- _Work instructions_
Exactly as they appear, output all of the entries.

Stored items
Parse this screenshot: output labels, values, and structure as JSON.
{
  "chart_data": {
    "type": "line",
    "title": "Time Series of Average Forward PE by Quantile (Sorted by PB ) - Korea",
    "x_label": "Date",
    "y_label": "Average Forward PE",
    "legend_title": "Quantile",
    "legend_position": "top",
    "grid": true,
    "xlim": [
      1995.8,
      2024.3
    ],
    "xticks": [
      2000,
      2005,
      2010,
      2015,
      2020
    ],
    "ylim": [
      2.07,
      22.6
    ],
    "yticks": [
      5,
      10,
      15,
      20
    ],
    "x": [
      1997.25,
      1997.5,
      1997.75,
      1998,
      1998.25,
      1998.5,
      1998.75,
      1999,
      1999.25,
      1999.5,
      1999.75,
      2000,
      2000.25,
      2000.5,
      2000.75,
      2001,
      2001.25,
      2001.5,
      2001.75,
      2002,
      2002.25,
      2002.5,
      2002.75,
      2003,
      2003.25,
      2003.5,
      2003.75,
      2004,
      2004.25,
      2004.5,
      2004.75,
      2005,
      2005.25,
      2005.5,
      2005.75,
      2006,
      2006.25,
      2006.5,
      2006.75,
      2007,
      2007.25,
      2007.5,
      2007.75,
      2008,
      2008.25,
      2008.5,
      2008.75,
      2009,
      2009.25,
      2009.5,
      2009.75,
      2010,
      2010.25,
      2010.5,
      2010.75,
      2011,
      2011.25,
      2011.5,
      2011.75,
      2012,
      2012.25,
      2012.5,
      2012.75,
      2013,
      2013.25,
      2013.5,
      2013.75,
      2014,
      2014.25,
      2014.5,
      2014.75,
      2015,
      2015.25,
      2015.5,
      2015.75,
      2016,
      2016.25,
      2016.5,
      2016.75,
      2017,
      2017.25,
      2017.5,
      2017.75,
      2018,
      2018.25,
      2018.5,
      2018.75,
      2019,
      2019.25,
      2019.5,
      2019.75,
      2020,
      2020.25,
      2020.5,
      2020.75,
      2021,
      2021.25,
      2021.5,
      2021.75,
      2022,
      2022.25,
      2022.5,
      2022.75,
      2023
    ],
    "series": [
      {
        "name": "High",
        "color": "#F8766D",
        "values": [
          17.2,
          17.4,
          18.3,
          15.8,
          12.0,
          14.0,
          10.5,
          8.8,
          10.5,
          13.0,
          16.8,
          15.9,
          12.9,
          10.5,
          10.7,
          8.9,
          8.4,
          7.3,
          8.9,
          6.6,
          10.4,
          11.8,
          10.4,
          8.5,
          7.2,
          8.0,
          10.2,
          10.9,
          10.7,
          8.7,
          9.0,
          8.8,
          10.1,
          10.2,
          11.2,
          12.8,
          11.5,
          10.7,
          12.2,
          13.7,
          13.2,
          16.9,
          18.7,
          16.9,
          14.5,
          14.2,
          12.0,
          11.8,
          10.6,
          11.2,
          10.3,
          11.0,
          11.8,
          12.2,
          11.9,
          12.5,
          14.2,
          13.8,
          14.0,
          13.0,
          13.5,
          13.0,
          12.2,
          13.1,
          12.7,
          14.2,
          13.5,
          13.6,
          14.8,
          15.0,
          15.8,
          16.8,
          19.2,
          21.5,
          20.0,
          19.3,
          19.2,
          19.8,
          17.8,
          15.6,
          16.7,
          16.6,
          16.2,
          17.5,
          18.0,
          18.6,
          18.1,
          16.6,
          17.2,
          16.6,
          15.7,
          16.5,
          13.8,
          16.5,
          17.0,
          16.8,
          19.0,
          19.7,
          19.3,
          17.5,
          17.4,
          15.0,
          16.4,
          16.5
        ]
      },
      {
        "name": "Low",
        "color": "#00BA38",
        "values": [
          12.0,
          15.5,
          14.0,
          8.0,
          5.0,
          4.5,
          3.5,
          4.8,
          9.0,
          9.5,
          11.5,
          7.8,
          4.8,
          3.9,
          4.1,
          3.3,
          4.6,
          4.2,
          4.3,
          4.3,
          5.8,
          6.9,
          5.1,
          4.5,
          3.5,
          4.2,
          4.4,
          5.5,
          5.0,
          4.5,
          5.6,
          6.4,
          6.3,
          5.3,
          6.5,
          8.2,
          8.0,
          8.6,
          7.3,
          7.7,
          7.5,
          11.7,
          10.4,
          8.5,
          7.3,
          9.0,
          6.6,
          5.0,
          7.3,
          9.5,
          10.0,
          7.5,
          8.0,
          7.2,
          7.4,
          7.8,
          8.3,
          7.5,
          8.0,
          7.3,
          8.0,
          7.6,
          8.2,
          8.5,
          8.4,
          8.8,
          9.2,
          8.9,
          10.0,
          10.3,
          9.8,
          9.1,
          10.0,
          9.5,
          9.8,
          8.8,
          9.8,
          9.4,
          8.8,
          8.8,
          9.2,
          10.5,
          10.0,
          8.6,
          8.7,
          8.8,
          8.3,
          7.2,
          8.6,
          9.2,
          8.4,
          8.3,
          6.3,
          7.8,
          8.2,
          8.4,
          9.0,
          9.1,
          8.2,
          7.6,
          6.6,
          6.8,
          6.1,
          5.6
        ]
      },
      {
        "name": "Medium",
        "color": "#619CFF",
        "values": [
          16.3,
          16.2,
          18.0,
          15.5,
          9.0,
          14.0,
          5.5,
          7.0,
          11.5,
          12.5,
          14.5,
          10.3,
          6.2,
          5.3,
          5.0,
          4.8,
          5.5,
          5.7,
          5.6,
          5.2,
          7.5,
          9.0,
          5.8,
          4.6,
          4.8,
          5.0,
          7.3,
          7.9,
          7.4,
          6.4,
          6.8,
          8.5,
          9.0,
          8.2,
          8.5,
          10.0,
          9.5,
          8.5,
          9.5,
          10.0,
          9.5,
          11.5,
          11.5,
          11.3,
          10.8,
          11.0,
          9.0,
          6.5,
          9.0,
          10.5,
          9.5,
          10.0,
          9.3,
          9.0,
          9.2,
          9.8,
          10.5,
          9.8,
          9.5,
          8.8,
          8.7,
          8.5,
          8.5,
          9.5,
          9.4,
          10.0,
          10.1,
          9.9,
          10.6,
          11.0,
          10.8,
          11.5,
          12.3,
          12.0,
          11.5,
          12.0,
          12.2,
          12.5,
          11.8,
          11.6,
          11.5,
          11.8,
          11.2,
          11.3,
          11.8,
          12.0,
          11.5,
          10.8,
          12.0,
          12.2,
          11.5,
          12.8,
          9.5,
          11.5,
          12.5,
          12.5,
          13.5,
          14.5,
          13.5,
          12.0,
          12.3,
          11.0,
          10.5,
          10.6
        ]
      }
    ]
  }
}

- _The answer_
Parse this screenshot: output labels, values, and structure as JSON.
{
  "chart_data": {
    "type": "line",
    "title": "Time Series of Average Forward PE by Quantile (Sorted by PB ) - Korea",
    "x_label": "Date",
    "y_label": "Average Forward PE",
    "legend_title": "Quantile",
    "legend_position": "top",
    "grid": true,
    "xlim": [
      1995.8,
      2024.3
    ],
    "xticks": [
      2000,
      2005,
      2010,
      2015,
      2020
    ],
    "ylim": [
      2.07,
      22.6
    ],
    "yticks": [
      5,
      10,
      15,
      20
    ],
    "x": [
      1997.25,
      1997.5,
      1997.75,
      1998,
      1998.25,
      1998.5,
      1998.75,
      1999,
      1999.25,
      1999.5,
      1999.75,
      2000,
      2000.25,
      2000.5,
      2000.75,
      2001,
      2001.25,
      2001.5,
      2001.75,
      2002,
      2002.25,
      2002.5,
      2002.75,
      2003,
      2003.25,
      2003.5,
      2003.75,
      2004,
      2004.25,
      2004.5,
      2004.75,
      2005,
      2005.25,
      2005.5,
      2005.75,
      2006,
      2006.25,
      2006.5,
      2006.75,
      2007,
      2007.25,
      2007.5,
      2007.75,
      2008,
      2008.25,
      2008.5,
      2008.75,
      2009,
      2009.25,
      2009.5,
      2009.75,
      2010,
      2010.25,
      2010.5,
      2010.75,
      2011,
      2011.25,
      2011.5,
      2011.75,
      2012,
      2012.25,
      2012.5,
      2012.75,
      2013,
      2013.25,
      2013.5,
      2013.75,
      2014,
      2014.25,
      2014.5,
      2014.75,
      2015,
      2015.25,
      2015.5,
      2015.75,
      2016,
      2016.25,
      2016.5,
      2016.75,
      2017,
      2017.25,
      2017.5,
      2017.75,
      2018,
      2018.25,
      2018.5,
      2018.75,
      2019,
      2019.25,
      2019.5,
      2019.75,
      2020,
      2020.25,
      2020.5,
      2020.75,
      2021,
      2021.25,
      2021.5,
      2021.75,
      2022,
      2022.25,
      2022.5,
      2022.75,
      2023
    ],
    "series": [
      {
        "name": "High",
        "color": "#F8766D",
        "values": [
          17.2,
          17.4,
          18.3,
          15.8,
          12.0,
          14.0,
          10.5,
          8.8,
          10.5,
          13.0,
          16.8,
          15.9,
          12.9,
          10.5,
          10.7,
          8.9,
          8.4,
          7.3,
          8.9,
          6.6,
          10.4,
          11.8,
          10.4,
          8.5,
          7.2,
          8.0,
          10.2,
          10.9,
          10.7,
          8.7,
          9.0,
          8.8,
          10.1,
          10.2,
          11.2,
          12.8,
          11.5,
          10.7,
          12.2,
          13.7,
          13.2,
          16.9,
          18.7,
          16.9,
          14.5,
          14.2,
          12.0,
          11.8,
          10.6,
          11.2,
          10.3,
          11.0,
          11.8,
          12.2,
          11.9,
          12.5,
          14.2,
          13.8,
          14.0,
          13.0,
          13.5,
          13.0,
          12.2,
          13.1,
          12.7,
          14.2,
          13.5,
          13.6,
          14.8,
          15.0,
          15.8,
          16.8,
          19.2,
          21.5,
          20.0,
          19.3,
          19.2,
          19.8,
          17.8,
          15.6,
          16.7,
          16.6,
          16.2,
          17.5,
          18.0,
          18.6,
          18.1,
          16.6,
          17.2,
          16.6,
          15.7,
          16.5,
          13.8,
          16.5,
          17.0,
          16.8,
          19.0,
          19.7,
          19.3,
          17.5,
          17.4,
          15.0,
          16.4,
          16.5
        ]
      },
      {
        "name": "Low",
        "color": "#00BA38",
        "values": [
          12.0,
          15.5,
          14.0,
          8.0,
          5.0,
          4.5,
          3.5,
          4.8,
          9.0,
          9.5,
          11.5,
          7.8,
          4.8,
          3.9,
          4.1,
          3.3,
          4.6,
          4.2,
          4.3,
          4.3,
          5.8,
          6.9,
          5.1,
          4.5,
          3.5,
          4.2,
          4.4,
          5.5,
          5.0,
          4.5,
          5.6,
          6.4,
          6.3,
          5.3,
          6.5,
          8.2,
          8.0,
          8.6,
          7.3,
          7.7,
          7.5,
          11.7,
          10.4,
          8.5,
          7.3,
          9.0,
          6.6,
          5.0,
          7.3,
          9.5,
          10.0,
          7.5,
          8.0,
          7.2,
          7.4,
          7.8,
          8.3,
          7.5,
          8.0,
          7.3,
          8.0,
          7.6,
          8.2,
          8.5,
          8.4,
          8.8,
          9.2,
          8.9,
          10.0,
          10.3,
          9.8,
          9.1,
          10.0,
          9.5,
          9.8,
          8.8,
          9.8,
          9.4,
          8.8,
          8.8,
          9.2,
          10.5,
          10.0,
          8.6,
          8.7,
          8.8,
          8.3,
          7.2,
          8.6,
          9.2,
          8.4,
          8.3,
          6.3,
          7.8,
          8.2,
          8.4,
          9.0,
          9.1,
          8.2,
          7.6,
          6.6,
          6.8,
          6.1,
          5.6
        ]
      },
      {
        "name": "Medium",
        "color": "#619CFF",
        "values": [
          16.3,
          16.2,
          18.0,
          15.5,
          9.0,
          14.0,
          5.5,
          7.0,
          11.5,
          12.5,
          14.5,
          10.3,
          6.2,
          5.3,
          5.0,
          4.8,
          5.5,
          5.7,
          5.6,
          5.2,
          7.5,
          9.0,
          5.8,
          4.6,
          4.8,
          5.0,
          7.3,
          7.9,
          7.4,
          6.4,
          6.8,
          8.5,
          9.0,
          8.2,
          8.5,
          10.0,
          9.5,
          8.5,
          9.5,
          10.0,
          9.5,
          11.5,
          11.5,
          11.3,
          10.8,
          11.0,
          9.0,
          6.5,
          9.0,
          10.5,
          9.5,
          10.0,
          9.3,
          9.0,
          9.2,
          9.8,
          10.5,
          9.8,
          9.5,
          8.8,
          8.7,
          8.5,
          8.5,
          9.5,
          9.4,
          10.0,
          10.1,
          9.9,
          10.6,
          11.0,
          10.8,
          11.5,
          12.3,
          12.0,
          11.5,
          12.0,
          12.2,
          12.5,
          11.8,
          11.6,
          11.5,
          11.8,
          11.2,
          11.3,
          11.8,
          12.0,
          11.5,
          10.8,
          12.0,
          12.2,
          11.5,
          12.8,
          9.5,
          11.5,
          12.5,
          12.5,
          13.5,
          14.5,
          13.5,
          12.0,
          12.3,
          11.0,
          10.5,
          10.6
        ]
      }
    ]
  }
}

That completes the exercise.